EXCERPT TO READ:

____________

Delivering the court’s verdict, Judge Healey Potani said the five-judge panel weighed arguments from both parties and found it necessary to grant MEC its wish to simulate data.

He said the move will give both petitioners and respondents a fair opportunity to demonstrate how results were managed in the system.

Potani: Both parties be given opportunity

But Potani, who is co-hearing the case with judges Ivy Kamanga, Redson Kapindu, Mike Tembo and Dingiswayo Madise, said MEC information and communications technology (ICT) director Muhabi Chisi’s simulation should not be for purposes of traversing the evidence [Daud] Suleman [the sixth witness for the second petitioner] presented.

Said the judge: “We came to the conclusion with the affirmation that the witness’ evidence would not be compromised. We ultimately believe that both parties should be given the opportunity to use the same system to eliminate any doubt.”

MEC’s application followed a simulation exercise by information technology expert  (IT)Suleman, who is the sixth witness for second petitioner and Malawi Congress Party (MCP) president Lazarus Chakwera, which portrayed that the electoral body’s Result Management System (RMS) was compromised and accessed by ‘ghost’ administrators.

Through its legal team led by Attorney General Kalekeni Kaphale, MEC asked the court to allow Chisi to simulate the electoral body’s data. The move is an apparent reaction to Suleman’s presentation.

Chakwera’s lawyers had objected to the MEC application, saying doing so would mean giving Chisi an opportunity to respond to the evidence Suleman presented. Further, the second petitioner’s lawyers argued that the exercise was outside the sworn statements.

Proceedings in the court were adjourned before 4pm yesterday after Kaphale and MEC lawyer Tamando Chokotho finished cross-examining Suleman on a number of issues bordering on the management of elections results.

In his line of questioning, Chokotho spent time trying to prove to the court that Suleman was not a certified IT expert and that he was not affiliated to the IT professional body dubbed Microsoft.

Today, Frank Mbeta, lawyer for President Peter Mutharika who is the first respondent, will start cross-examining Suleman.

In the case, Chakwera alongside first petitioner and UTM Party president Saulos Chilima are seeking nullification of the presidential election results in the May 21 2019 Tripartite Elections and an order for a rerun. The court earlier projected that it would conclude hearing the case by December 6 and that the judges would deliver their verdict within 45 days from the date.

____________

OBJECTIVE A: Lay out, as a Markdown table with the columns No. and Entry, the part of the rows that opens with the line containing "Pick out 70" and closes with the line containing "data-label: 28 <box>874 564 883 571</box>". Number each line in No. and leave out blank lines.

____________

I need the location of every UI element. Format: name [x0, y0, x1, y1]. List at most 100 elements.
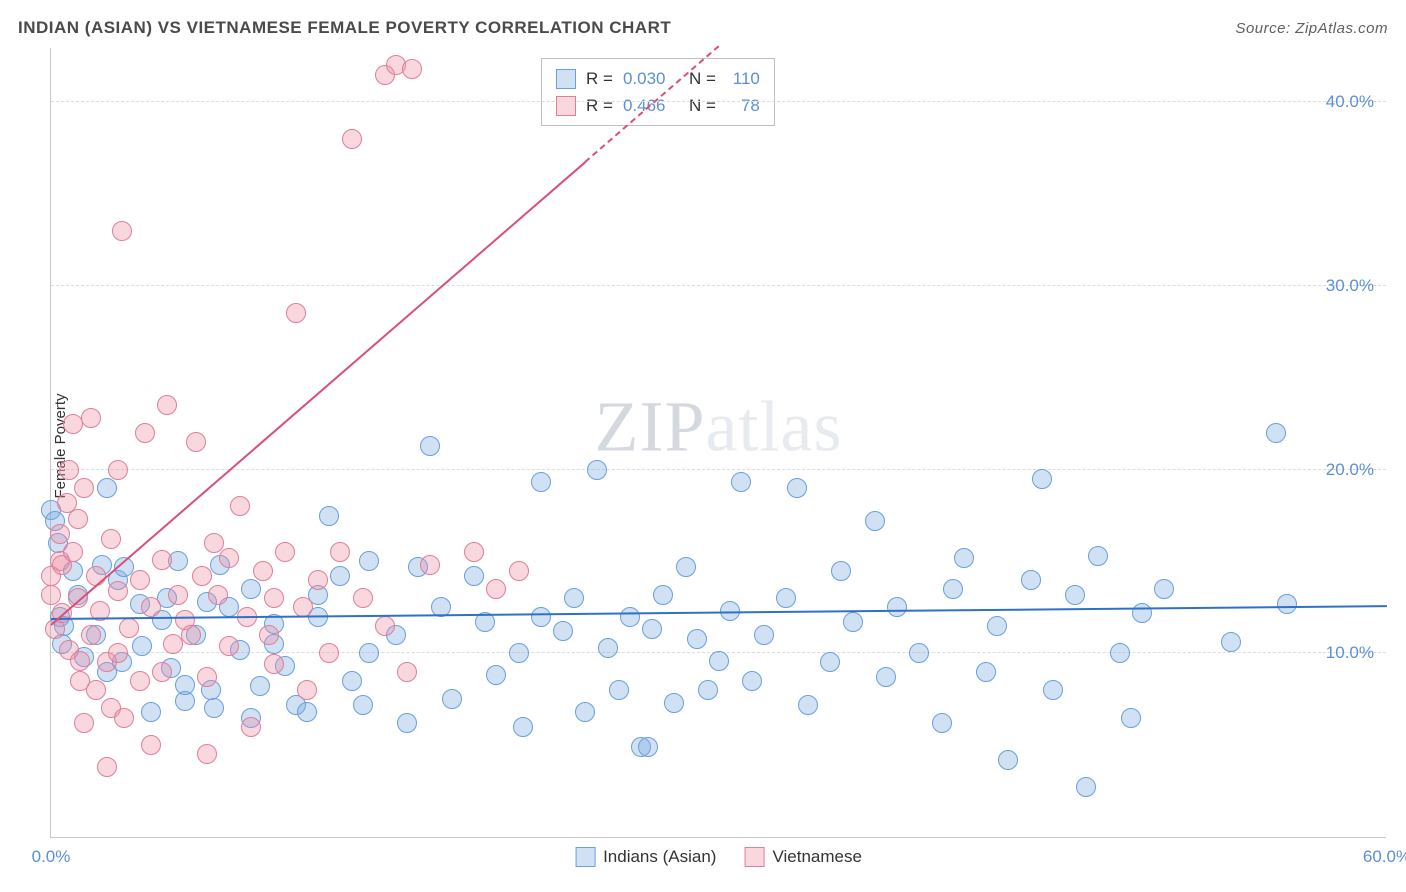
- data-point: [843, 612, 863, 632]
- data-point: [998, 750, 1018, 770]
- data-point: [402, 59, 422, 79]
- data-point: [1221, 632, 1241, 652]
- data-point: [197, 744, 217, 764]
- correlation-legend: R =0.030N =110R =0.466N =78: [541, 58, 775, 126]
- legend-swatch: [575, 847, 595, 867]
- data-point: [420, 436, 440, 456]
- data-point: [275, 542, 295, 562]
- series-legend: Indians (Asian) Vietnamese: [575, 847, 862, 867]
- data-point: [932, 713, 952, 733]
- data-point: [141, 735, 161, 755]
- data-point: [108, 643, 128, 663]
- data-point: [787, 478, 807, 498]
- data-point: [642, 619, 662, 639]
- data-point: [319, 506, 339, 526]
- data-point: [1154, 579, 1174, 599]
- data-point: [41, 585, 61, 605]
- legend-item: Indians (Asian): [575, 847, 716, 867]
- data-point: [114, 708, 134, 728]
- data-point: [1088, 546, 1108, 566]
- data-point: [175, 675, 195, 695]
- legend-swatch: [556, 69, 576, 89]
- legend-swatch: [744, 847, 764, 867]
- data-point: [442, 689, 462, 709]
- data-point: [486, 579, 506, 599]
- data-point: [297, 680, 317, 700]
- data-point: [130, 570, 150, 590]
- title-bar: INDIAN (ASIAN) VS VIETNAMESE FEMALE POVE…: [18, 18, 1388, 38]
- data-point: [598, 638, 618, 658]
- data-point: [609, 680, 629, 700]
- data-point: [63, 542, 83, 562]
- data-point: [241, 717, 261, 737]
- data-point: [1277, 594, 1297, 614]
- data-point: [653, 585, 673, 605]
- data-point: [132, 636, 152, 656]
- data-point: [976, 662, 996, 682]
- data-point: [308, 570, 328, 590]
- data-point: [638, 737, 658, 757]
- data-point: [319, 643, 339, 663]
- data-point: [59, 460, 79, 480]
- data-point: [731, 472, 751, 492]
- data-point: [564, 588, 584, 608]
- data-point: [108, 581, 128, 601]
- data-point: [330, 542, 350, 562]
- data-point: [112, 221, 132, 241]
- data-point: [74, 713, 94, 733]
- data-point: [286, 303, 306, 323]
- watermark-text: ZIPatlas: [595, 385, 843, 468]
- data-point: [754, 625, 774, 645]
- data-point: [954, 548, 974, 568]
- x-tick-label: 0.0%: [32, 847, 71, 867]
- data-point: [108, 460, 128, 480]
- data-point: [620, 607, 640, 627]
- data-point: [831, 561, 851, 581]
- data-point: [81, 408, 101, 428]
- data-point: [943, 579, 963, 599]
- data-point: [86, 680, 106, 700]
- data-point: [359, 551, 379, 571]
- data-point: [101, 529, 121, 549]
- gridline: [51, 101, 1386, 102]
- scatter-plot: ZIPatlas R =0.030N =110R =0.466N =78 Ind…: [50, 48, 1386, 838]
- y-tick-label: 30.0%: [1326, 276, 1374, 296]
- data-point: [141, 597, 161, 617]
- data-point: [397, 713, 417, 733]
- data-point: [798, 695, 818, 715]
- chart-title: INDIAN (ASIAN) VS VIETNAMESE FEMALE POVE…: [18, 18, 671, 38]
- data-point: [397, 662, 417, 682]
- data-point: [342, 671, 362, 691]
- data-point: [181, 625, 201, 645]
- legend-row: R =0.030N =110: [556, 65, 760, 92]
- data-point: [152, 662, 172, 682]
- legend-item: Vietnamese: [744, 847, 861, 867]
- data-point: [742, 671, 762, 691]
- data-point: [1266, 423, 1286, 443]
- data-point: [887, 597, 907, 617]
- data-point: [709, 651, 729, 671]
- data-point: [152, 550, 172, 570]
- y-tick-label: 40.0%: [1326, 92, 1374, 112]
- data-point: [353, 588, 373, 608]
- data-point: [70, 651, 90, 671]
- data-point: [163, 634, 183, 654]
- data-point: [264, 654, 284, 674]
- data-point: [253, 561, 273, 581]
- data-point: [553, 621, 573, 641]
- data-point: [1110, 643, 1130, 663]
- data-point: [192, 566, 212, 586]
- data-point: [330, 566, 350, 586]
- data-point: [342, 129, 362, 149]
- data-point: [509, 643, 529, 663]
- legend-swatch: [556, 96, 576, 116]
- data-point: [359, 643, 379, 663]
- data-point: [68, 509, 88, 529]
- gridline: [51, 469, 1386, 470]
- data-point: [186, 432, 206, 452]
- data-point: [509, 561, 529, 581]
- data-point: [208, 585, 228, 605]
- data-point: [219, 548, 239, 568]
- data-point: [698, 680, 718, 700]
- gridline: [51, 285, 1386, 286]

____________

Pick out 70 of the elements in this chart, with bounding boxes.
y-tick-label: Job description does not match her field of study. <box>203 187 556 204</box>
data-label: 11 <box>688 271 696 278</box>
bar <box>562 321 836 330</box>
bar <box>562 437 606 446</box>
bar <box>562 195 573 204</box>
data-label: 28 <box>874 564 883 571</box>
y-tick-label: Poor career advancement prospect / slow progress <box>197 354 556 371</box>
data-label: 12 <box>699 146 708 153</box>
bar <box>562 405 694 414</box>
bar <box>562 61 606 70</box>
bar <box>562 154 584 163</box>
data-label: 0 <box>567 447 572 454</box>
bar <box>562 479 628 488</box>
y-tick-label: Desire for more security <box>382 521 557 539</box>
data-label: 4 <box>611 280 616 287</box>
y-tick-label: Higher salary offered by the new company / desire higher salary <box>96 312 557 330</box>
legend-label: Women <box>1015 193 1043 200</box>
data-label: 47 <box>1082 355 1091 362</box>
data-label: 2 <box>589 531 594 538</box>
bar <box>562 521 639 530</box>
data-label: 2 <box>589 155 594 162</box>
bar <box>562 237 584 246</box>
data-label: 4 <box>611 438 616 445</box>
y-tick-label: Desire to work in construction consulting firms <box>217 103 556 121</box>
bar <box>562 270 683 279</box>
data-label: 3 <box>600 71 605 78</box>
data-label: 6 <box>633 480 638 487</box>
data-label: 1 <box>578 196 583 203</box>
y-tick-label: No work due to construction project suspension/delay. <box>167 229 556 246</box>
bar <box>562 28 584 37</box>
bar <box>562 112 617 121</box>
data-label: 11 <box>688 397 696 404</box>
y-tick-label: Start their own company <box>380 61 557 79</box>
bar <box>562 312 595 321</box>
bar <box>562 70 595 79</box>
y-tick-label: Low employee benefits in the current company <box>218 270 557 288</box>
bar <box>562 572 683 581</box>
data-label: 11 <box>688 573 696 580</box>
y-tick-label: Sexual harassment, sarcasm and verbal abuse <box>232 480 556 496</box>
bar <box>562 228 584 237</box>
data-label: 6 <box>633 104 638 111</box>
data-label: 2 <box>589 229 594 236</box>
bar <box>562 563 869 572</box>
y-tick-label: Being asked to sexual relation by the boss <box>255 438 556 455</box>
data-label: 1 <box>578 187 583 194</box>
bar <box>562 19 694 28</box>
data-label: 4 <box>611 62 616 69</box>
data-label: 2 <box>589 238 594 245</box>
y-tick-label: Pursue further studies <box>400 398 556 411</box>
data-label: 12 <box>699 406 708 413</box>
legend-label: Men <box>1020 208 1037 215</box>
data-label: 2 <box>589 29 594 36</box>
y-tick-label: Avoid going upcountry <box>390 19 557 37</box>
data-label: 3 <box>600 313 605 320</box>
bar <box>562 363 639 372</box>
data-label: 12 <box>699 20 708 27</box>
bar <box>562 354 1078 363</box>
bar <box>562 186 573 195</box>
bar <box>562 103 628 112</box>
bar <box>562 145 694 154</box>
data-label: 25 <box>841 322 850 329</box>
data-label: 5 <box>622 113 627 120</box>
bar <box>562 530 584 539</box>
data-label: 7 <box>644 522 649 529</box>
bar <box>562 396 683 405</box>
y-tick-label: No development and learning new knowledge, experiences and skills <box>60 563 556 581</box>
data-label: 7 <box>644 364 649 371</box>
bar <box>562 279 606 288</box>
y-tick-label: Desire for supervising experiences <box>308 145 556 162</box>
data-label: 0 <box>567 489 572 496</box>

____________

OBJECTIVE B:
Answer these questions from the article on the election case:
(i) Who leads MEC's legal team?
(ii) By what date did the court project it would finish hearing the case?
(iii) Who will start cross-examining Suleman today?

TASK ANSWER A:
| No. | Entry |
|---|---|
| 1 | Pick out 70 of the elements in this chart, with bounding boxes. |
| 2 | y-tick-label: Job description does not match her field of study. <box>203 187 556 204</box> |
| 3 | data-label: 11 <box>688 271 696 278</box> |
| 4 | bar <box>562 321 836 330</box> |
| 5 | bar <box>562 437 606 446</box> |
| 6 | bar <box>562 195 573 204</box> |
| 7 | data-label: 28 <box>874 564 883 571</box> |

TASK ANSWER B:
(i) Attorney General Kalekeni Kaphale
(ii) December 6
(iii) Frank Mbeta, lawyer for President Peter Mutharika